[TO BE DONE] Reproduce all the entries exactly and keep the pictures out.

[RECORDS PROVIDED]
———
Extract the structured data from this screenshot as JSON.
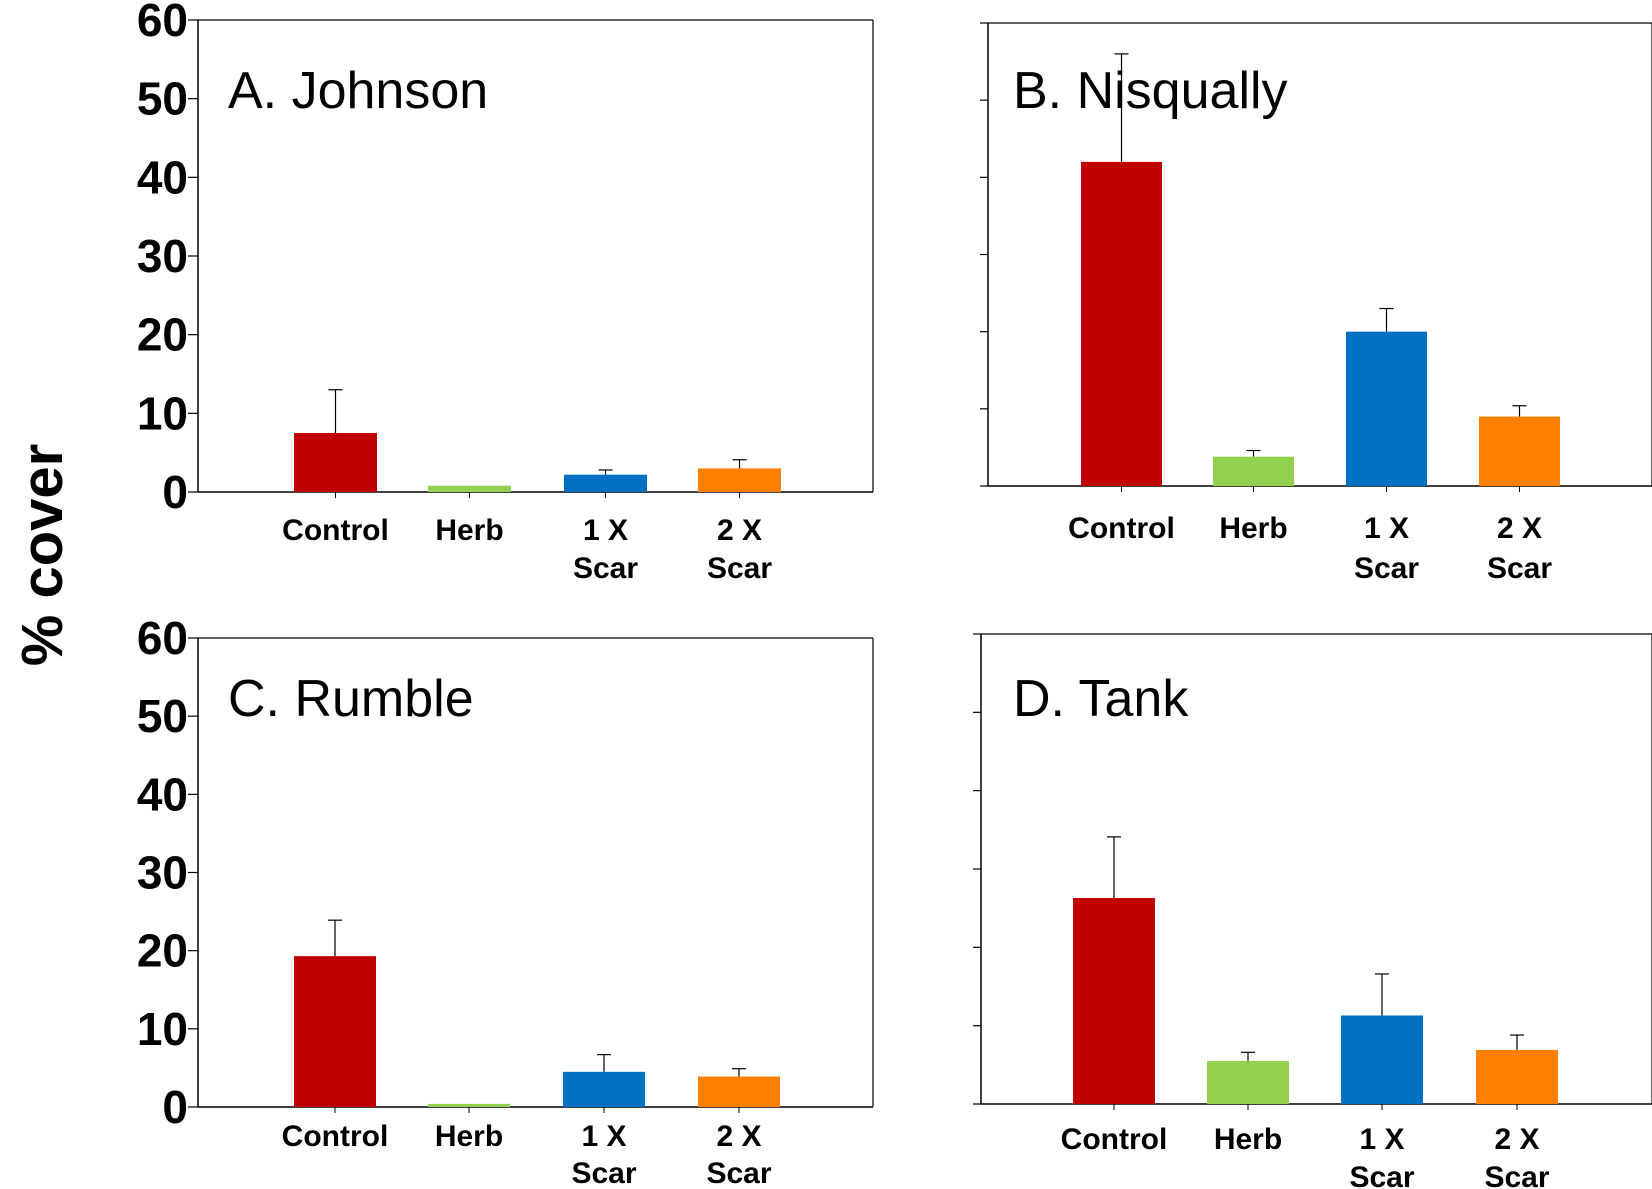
{
  "ylabel": "% cover",
  "colors": {
    "Control": "#c00000",
    "Herb": "#92d050",
    "1 X Scar": "#0070c0",
    "2 X Scar": "#ff8000"
  },
  "chart_data": [
    {
      "type": "bar",
      "title": "A.  Johnson",
      "categories": [
        "Control",
        "Herb",
        "1 X Scar",
        "2 X Scar"
      ],
      "category_lines": [
        [
          "Control"
        ],
        [
          "Herb"
        ],
        [
          "1 X",
          "Scar"
        ],
        [
          "2 X",
          "Scar"
        ]
      ],
      "values": [
        7.5,
        0.8,
        2.2,
        3.0
      ],
      "error": [
        5.5,
        0,
        0.6,
        1.1
      ],
      "ylim": [
        0,
        60
      ],
      "yticks": [
        "0",
        "10",
        "20",
        "30",
        "40",
        "50",
        "60"
      ],
      "ytick_labels_shown": true
    },
    {
      "type": "bar",
      "title": "B.  Nisqually",
      "categories": [
        "Control",
        "Herb",
        "1 X Scar",
        "2 X Scar"
      ],
      "category_lines": [
        [
          "Control"
        ],
        [
          "Herb"
        ],
        [
          "1 X",
          "Scar"
        ],
        [
          "2 X",
          "Scar"
        ]
      ],
      "values": [
        42,
        3.8,
        20,
        9
      ],
      "error": [
        14,
        0.8,
        3,
        1.4
      ],
      "ylim": [
        0,
        60
      ],
      "yticks": [
        "0",
        "10",
        "20",
        "30",
        "40",
        "50",
        "60"
      ],
      "ytick_labels_shown": false
    },
    {
      "type": "bar",
      "title": "C.  Rumble",
      "categories": [
        "Control",
        "Herb",
        "1 X Scar",
        "2 X Scar"
      ],
      "category_lines": [
        [
          "Control"
        ],
        [
          "Herb"
        ],
        [
          "1 X",
          "Scar"
        ],
        [
          "2 X",
          "Scar"
        ]
      ],
      "values": [
        19.3,
        0.4,
        4.5,
        3.9
      ],
      "error": [
        4.6,
        0,
        2.2,
        1.0
      ],
      "ylim": [
        0,
        60
      ],
      "yticks": [
        "0",
        "10",
        "20",
        "30",
        "40",
        "50",
        "60"
      ],
      "ytick_labels_shown": true
    },
    {
      "type": "bar",
      "title": "D.  Tank",
      "categories": [
        "Control",
        "Herb",
        "1 X Scar",
        "2 X Scar"
      ],
      "category_lines": [
        [
          "Control"
        ],
        [
          "Herb"
        ],
        [
          "1 X",
          "Scar"
        ],
        [
          "2 X",
          "Scar"
        ]
      ],
      "values": [
        26.3,
        5.5,
        11.3,
        6.9
      ],
      "error": [
        7.8,
        1.1,
        5.3,
        1.9
      ],
      "ylim": [
        0,
        60
      ],
      "yticks": [
        "0",
        "10",
        "20",
        "30",
        "40",
        "50",
        "60"
      ],
      "ytick_labels_shown": false
    }
  ]
}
———
[FINISHED TASK]
Extract the structured data from this screenshot as JSON.
{
  "ylabel": "% cover",
  "colors": {
    "Control": "#c00000",
    "Herb": "#92d050",
    "1 X Scar": "#0070c0",
    "2 X Scar": "#ff8000"
  },
  "chart_data": [
    {
      "type": "bar",
      "title": "A.  Johnson",
      "categories": [
        "Control",
        "Herb",
        "1 X Scar",
        "2 X Scar"
      ],
      "category_lines": [
        [
          "Control"
        ],
        [
          "Herb"
        ],
        [
          "1 X",
          "Scar"
        ],
        [
          "2 X",
          "Scar"
        ]
      ],
      "values": [
        7.5,
        0.8,
        2.2,
        3.0
      ],
      "error": [
        5.5,
        0,
        0.6,
        1.1
      ],
      "ylim": [
        0,
        60
      ],
      "yticks": [
        "0",
        "10",
        "20",
        "30",
        "40",
        "50",
        "60"
      ],
      "ytick_labels_shown": true
    },
    {
      "type": "bar",
      "title": "B.  Nisqually",
      "categories": [
        "Control",
        "Herb",
        "1 X Scar",
        "2 X Scar"
      ],
      "category_lines": [
        [
          "Control"
        ],
        [
          "Herb"
        ],
        [
          "1 X",
          "Scar"
        ],
        [
          "2 X",
          "Scar"
        ]
      ],
      "values": [
        42,
        3.8,
        20,
        9
      ],
      "error": [
        14,
        0.8,
        3,
        1.4
      ],
      "ylim": [
        0,
        60
      ],
      "yticks": [
        "0",
        "10",
        "20",
        "30",
        "40",
        "50",
        "60"
      ],
      "ytick_labels_shown": false
    },
    {
      "type": "bar",
      "title": "C.  Rumble",
      "categories": [
        "Control",
        "Herb",
        "1 X Scar",
        "2 X Scar"
      ],
      "category_lines": [
        [
          "Control"
        ],
        [
          "Herb"
        ],
        [
          "1 X",
          "Scar"
        ],
        [
          "2 X",
          "Scar"
        ]
      ],
      "values": [
        19.3,
        0.4,
        4.5,
        3.9
      ],
      "error": [
        4.6,
        0,
        2.2,
        1.0
      ],
      "ylim": [
        0,
        60
      ],
      "yticks": [
        "0",
        "10",
        "20",
        "30",
        "40",
        "50",
        "60"
      ],
      "ytick_labels_shown": true
    },
    {
      "type": "bar",
      "title": "D.  Tank",
      "categories": [
        "Control",
        "Herb",
        "1 X Scar",
        "2 X Scar"
      ],
      "category_lines": [
        [
          "Control"
        ],
        [
          "Herb"
        ],
        [
          "1 X",
          "Scar"
        ],
        [
          "2 X",
          "Scar"
        ]
      ],
      "values": [
        26.3,
        5.5,
        11.3,
        6.9
      ],
      "error": [
        7.8,
        1.1,
        5.3,
        1.9
      ],
      "ylim": [
        0,
        60
      ],
      "yticks": [
        "0",
        "10",
        "20",
        "30",
        "40",
        "50",
        "60"
      ],
      "ytick_labels_shown": false
    }
  ]
}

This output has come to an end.